#### What to produce:
Pictures do not belong in the copy; quote every entry below exactly.

#### Input data:
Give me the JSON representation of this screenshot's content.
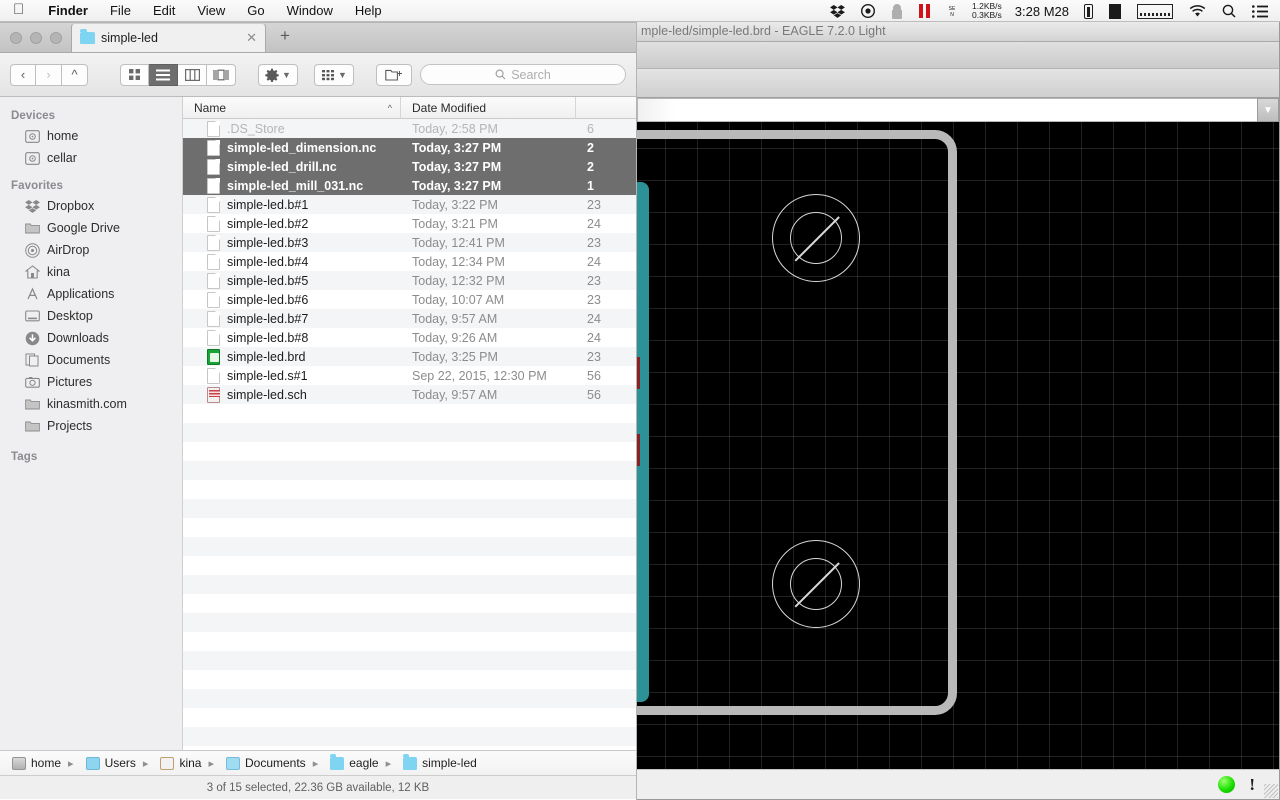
{
  "menubar": {
    "apple_icon": "apple-logo-icon",
    "items": [
      {
        "label": "Finder",
        "bold": true
      },
      {
        "label": "File",
        "bold": false
      },
      {
        "label": "Edit",
        "bold": false
      },
      {
        "label": "View",
        "bold": false
      },
      {
        "label": "Go",
        "bold": false
      },
      {
        "label": "Window",
        "bold": false
      },
      {
        "label": "Help",
        "bold": false
      }
    ],
    "status_icons": [
      "dropbox-icon",
      "record-circle-icon",
      "lock-icon",
      "pause-icon",
      "text-widget-icon"
    ],
    "network_up": "1.2KB/s",
    "network_down": "0.3KB/s",
    "clock": "3:28 M28",
    "right_icons": [
      "battery-icon",
      "black-box-icon",
      "activity-graph-icon",
      "wifi-icon",
      "search-icon",
      "notification-center-icon"
    ]
  },
  "finder": {
    "tab": {
      "title": "simple-led",
      "folder_icon": "folder-icon",
      "close_icon": "close-icon",
      "new_tab_icon": "plus-icon"
    },
    "toolbar": {
      "back_icon": "chevron-left-icon",
      "forward_icon": "chevron-right-icon",
      "up_icon": "chevron-up-icon",
      "view_modes": [
        {
          "name": "icon-view",
          "icon": "grid-icon",
          "active": false
        },
        {
          "name": "list-view",
          "icon": "list-icon",
          "active": true
        },
        {
          "name": "column-view",
          "icon": "columns-icon",
          "active": false
        },
        {
          "name": "coverflow-view",
          "icon": "coverflow-icon",
          "active": false
        }
      ],
      "action_icon": "gear-icon",
      "arrange_icon": "arrange-icon",
      "new_folder_icon": "new-folder-icon",
      "search_placeholder": "Search",
      "search_icon": "search-icon"
    },
    "sidebar": {
      "sections": [
        {
          "heading": "Devices",
          "items": [
            {
              "label": "home",
              "icon": "harddisk-icon"
            },
            {
              "label": "cellar",
              "icon": "harddisk-icon"
            }
          ]
        },
        {
          "heading": "Favorites",
          "items": [
            {
              "label": "Dropbox",
              "icon": "dropbox-icon"
            },
            {
              "label": "Google Drive",
              "icon": "folder-icon"
            },
            {
              "label": "AirDrop",
              "icon": "airdrop-icon"
            },
            {
              "label": "kina",
              "icon": "home-icon"
            },
            {
              "label": "Applications",
              "icon": "applications-icon"
            },
            {
              "label": "Desktop",
              "icon": "desktop-icon"
            },
            {
              "label": "Downloads",
              "icon": "downloads-icon"
            },
            {
              "label": "Documents",
              "icon": "documents-icon"
            },
            {
              "label": "Pictures",
              "icon": "pictures-icon"
            },
            {
              "label": "kinasmith.com",
              "icon": "folder-icon"
            },
            {
              "label": "Projects",
              "icon": "folder-icon"
            }
          ]
        },
        {
          "heading": "Tags",
          "items": []
        }
      ]
    },
    "columns": [
      {
        "label": "Name",
        "sort": "ascending",
        "sort_icon": "chevron-up-icon"
      },
      {
        "label": "Date Modified",
        "sort": null
      },
      {
        "label": "",
        "sort": null
      }
    ],
    "files": [
      {
        "name": ".DS_Store",
        "date": "Today, 2:58 PM",
        "size": "6",
        "icon": "document-icon",
        "selected": false,
        "dimmed": true
      },
      {
        "name": "simple-led_dimension.nc",
        "date": "Today, 3:27 PM",
        "size": "2",
        "icon": "document-icon",
        "selected": true,
        "dimmed": false
      },
      {
        "name": "simple-led_drill.nc",
        "date": "Today, 3:27 PM",
        "size": "2",
        "icon": "document-icon",
        "selected": true,
        "dimmed": false
      },
      {
        "name": "simple-led_mill_031.nc",
        "date": "Today, 3:27 PM",
        "size": "1",
        "icon": "document-icon",
        "selected": true,
        "dimmed": false
      },
      {
        "name": "simple-led.b#1",
        "date": "Today, 3:22 PM",
        "size": "23",
        "icon": "document-icon",
        "selected": false,
        "dimmed": false
      },
      {
        "name": "simple-led.b#2",
        "date": "Today, 3:21 PM",
        "size": "24",
        "icon": "document-icon",
        "selected": false,
        "dimmed": false
      },
      {
        "name": "simple-led.b#3",
        "date": "Today, 12:41 PM",
        "size": "23",
        "icon": "document-icon",
        "selected": false,
        "dimmed": false
      },
      {
        "name": "simple-led.b#4",
        "date": "Today, 12:34 PM",
        "size": "24",
        "icon": "document-icon",
        "selected": false,
        "dimmed": false
      },
      {
        "name": "simple-led.b#5",
        "date": "Today, 12:32 PM",
        "size": "23",
        "icon": "document-icon",
        "selected": false,
        "dimmed": false
      },
      {
        "name": "simple-led.b#6",
        "date": "Today, 10:07 AM",
        "size": "23",
        "icon": "document-icon",
        "selected": false,
        "dimmed": false
      },
      {
        "name": "simple-led.b#7",
        "date": "Today, 9:57 AM",
        "size": "24",
        "icon": "document-icon",
        "selected": false,
        "dimmed": false
      },
      {
        "name": "simple-led.b#8",
        "date": "Today, 9:26 AM",
        "size": "24",
        "icon": "document-icon",
        "selected": false,
        "dimmed": false
      },
      {
        "name": "simple-led.brd",
        "date": "Today, 3:25 PM",
        "size": "23",
        "icon": "eagle-board-icon",
        "selected": false,
        "dimmed": false
      },
      {
        "name": "simple-led.s#1",
        "date": "Sep 22, 2015, 12:30 PM",
        "size": "56",
        "icon": "document-icon",
        "selected": false,
        "dimmed": false
      },
      {
        "name": "simple-led.sch",
        "date": "Today, 9:57 AM",
        "size": "56",
        "icon": "eagle-schematic-icon",
        "selected": false,
        "dimmed": false
      }
    ],
    "breadcrumb": [
      {
        "label": "home",
        "icon": "harddisk-icon"
      },
      {
        "label": "Users",
        "icon": "users-folder-icon"
      },
      {
        "label": "kina",
        "icon": "home-folder-icon"
      },
      {
        "label": "Documents",
        "icon": "documents-folder-icon"
      },
      {
        "label": "eagle",
        "icon": "folder-icon"
      },
      {
        "label": "simple-led",
        "icon": "folder-icon"
      }
    ],
    "status": "3 of 15 selected, 22.36 GB available, 12 KB"
  },
  "eagle": {
    "title": "mple-led/simple-led.brd - EAGLE 7.2.0 Light",
    "command_dropdown_icon": "chevron-down-icon",
    "status_led": "green-status-led",
    "status_warning_icon": "exclamation-icon",
    "colors": {
      "canvas_background": "#000000",
      "board_outline": "#b9b9b9",
      "trace_top": "#2d9298",
      "pad_bottom": "#8c2024",
      "grid": "#222222"
    }
  }
}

#### Output:
Give me the JSON representation of this screenshot's content.
{
  "menubar": {
    "apple_icon": "apple-logo-icon",
    "items": [
      {
        "label": "Finder",
        "bold": true
      },
      {
        "label": "File",
        "bold": false
      },
      {
        "label": "Edit",
        "bold": false
      },
      {
        "label": "View",
        "bold": false
      },
      {
        "label": "Go",
        "bold": false
      },
      {
        "label": "Window",
        "bold": false
      },
      {
        "label": "Help",
        "bold": false
      }
    ],
    "status_icons": [
      "dropbox-icon",
      "record-circle-icon",
      "lock-icon",
      "pause-icon",
      "text-widget-icon"
    ],
    "network_up": "1.2KB/s",
    "network_down": "0.3KB/s",
    "clock": "3:28 M28",
    "right_icons": [
      "battery-icon",
      "black-box-icon",
      "activity-graph-icon",
      "wifi-icon",
      "search-icon",
      "notification-center-icon"
    ]
  },
  "finder": {
    "tab": {
      "title": "simple-led",
      "folder_icon": "folder-icon",
      "close_icon": "close-icon",
      "new_tab_icon": "plus-icon"
    },
    "toolbar": {
      "back_icon": "chevron-left-icon",
      "forward_icon": "chevron-right-icon",
      "up_icon": "chevron-up-icon",
      "view_modes": [
        {
          "name": "icon-view",
          "icon": "grid-icon",
          "active": false
        },
        {
          "name": "list-view",
          "icon": "list-icon",
          "active": true
        },
        {
          "name": "column-view",
          "icon": "columns-icon",
          "active": false
        },
        {
          "name": "coverflow-view",
          "icon": "coverflow-icon",
          "active": false
        }
      ],
      "action_icon": "gear-icon",
      "arrange_icon": "arrange-icon",
      "new_folder_icon": "new-folder-icon",
      "search_placeholder": "Search",
      "search_icon": "search-icon"
    },
    "sidebar": {
      "sections": [
        {
          "heading": "Devices",
          "items": [
            {
              "label": "home",
              "icon": "harddisk-icon"
            },
            {
              "label": "cellar",
              "icon": "harddisk-icon"
            }
          ]
        },
        {
          "heading": "Favorites",
          "items": [
            {
              "label": "Dropbox",
              "icon": "dropbox-icon"
            },
            {
              "label": "Google Drive",
              "icon": "folder-icon"
            },
            {
              "label": "AirDrop",
              "icon": "airdrop-icon"
            },
            {
              "label": "kina",
              "icon": "home-icon"
            },
            {
              "label": "Applications",
              "icon": "applications-icon"
            },
            {
              "label": "Desktop",
              "icon": "desktop-icon"
            },
            {
              "label": "Downloads",
              "icon": "downloads-icon"
            },
            {
              "label": "Documents",
              "icon": "documents-icon"
            },
            {
              "label": "Pictures",
              "icon": "pictures-icon"
            },
            {
              "label": "kinasmith.com",
              "icon": "folder-icon"
            },
            {
              "label": "Projects",
              "icon": "folder-icon"
            }
          ]
        },
        {
          "heading": "Tags",
          "items": []
        }
      ]
    },
    "columns": [
      {
        "label": "Name",
        "sort": "ascending",
        "sort_icon": "chevron-up-icon"
      },
      {
        "label": "Date Modified",
        "sort": null
      },
      {
        "label": "",
        "sort": null
      }
    ],
    "files": [
      {
        "name": ".DS_Store",
        "date": "Today, 2:58 PM",
        "size": "6",
        "icon": "document-icon",
        "selected": false,
        "dimmed": true
      },
      {
        "name": "simple-led_dimension.nc",
        "date": "Today, 3:27 PM",
        "size": "2",
        "icon": "document-icon",
        "selected": true,
        "dimmed": false
      },
      {
        "name": "simple-led_drill.nc",
        "date": "Today, 3:27 PM",
        "size": "2",
        "icon": "document-icon",
        "selected": true,
        "dimmed": false
      },
      {
        "name": "simple-led_mill_031.nc",
        "date": "Today, 3:27 PM",
        "size": "1",
        "icon": "document-icon",
        "selected": true,
        "dimmed": false
      },
      {
        "name": "simple-led.b#1",
        "date": "Today, 3:22 PM",
        "size": "23",
        "icon": "document-icon",
        "selected": false,
        "dimmed": false
      },
      {
        "name": "simple-led.b#2",
        "date": "Today, 3:21 PM",
        "size": "24",
        "icon": "document-icon",
        "selected": false,
        "dimmed": false
      },
      {
        "name": "simple-led.b#3",
        "date": "Today, 12:41 PM",
        "size": "23",
        "icon": "document-icon",
        "selected": false,
        "dimmed": false
      },
      {
        "name": "simple-led.b#4",
        "date": "Today, 12:34 PM",
        "size": "24",
        "icon": "document-icon",
        "selected": false,
        "dimmed": false
      },
      {
        "name": "simple-led.b#5",
        "date": "Today, 12:32 PM",
        "size": "23",
        "icon": "document-icon",
        "selected": false,
        "dimmed": false
      },
      {
        "name": "simple-led.b#6",
        "date": "Today, 10:07 AM",
        "size": "23",
        "icon": "document-icon",
        "selected": false,
        "dimmed": false
      },
      {
        "name": "simple-led.b#7",
        "date": "Today, 9:57 AM",
        "size": "24",
        "icon": "document-icon",
        "selected": false,
        "dimmed": false
      },
      {
        "name": "simple-led.b#8",
        "date": "Today, 9:26 AM",
        "size": "24",
        "icon": "document-icon",
        "selected": false,
        "dimmed": false
      },
      {
        "name": "simple-led.brd",
        "date": "Today, 3:25 PM",
        "size": "23",
        "icon": "eagle-board-icon",
        "selected": false,
        "dimmed": false
      },
      {
        "name": "simple-led.s#1",
        "date": "Sep 22, 2015, 12:30 PM",
        "size": "56",
        "icon": "document-icon",
        "selected": false,
        "dimmed": false
      },
      {
        "name": "simple-led.sch",
        "date": "Today, 9:57 AM",
        "size": "56",
        "icon": "eagle-schematic-icon",
        "selected": false,
        "dimmed": false
      }
    ],
    "breadcrumb": [
      {
        "label": "home",
        "icon": "harddisk-icon"
      },
      {
        "label": "Users",
        "icon": "users-folder-icon"
      },
      {
        "label": "kina",
        "icon": "home-folder-icon"
      },
      {
        "label": "Documents",
        "icon": "documents-folder-icon"
      },
      {
        "label": "eagle",
        "icon": "folder-icon"
      },
      {
        "label": "simple-led",
        "icon": "folder-icon"
      }
    ],
    "status": "3 of 15 selected, 22.36 GB available, 12 KB"
  },
  "eagle": {
    "title": "mple-led/simple-led.brd - EAGLE 7.2.0 Light",
    "command_dropdown_icon": "chevron-down-icon",
    "status_led": "green-status-led",
    "status_warning_icon": "exclamation-icon",
    "colors": {
      "canvas_background": "#000000",
      "board_outline": "#b9b9b9",
      "trace_top": "#2d9298",
      "pad_bottom": "#8c2024",
      "grid": "#222222"
    }
  }
}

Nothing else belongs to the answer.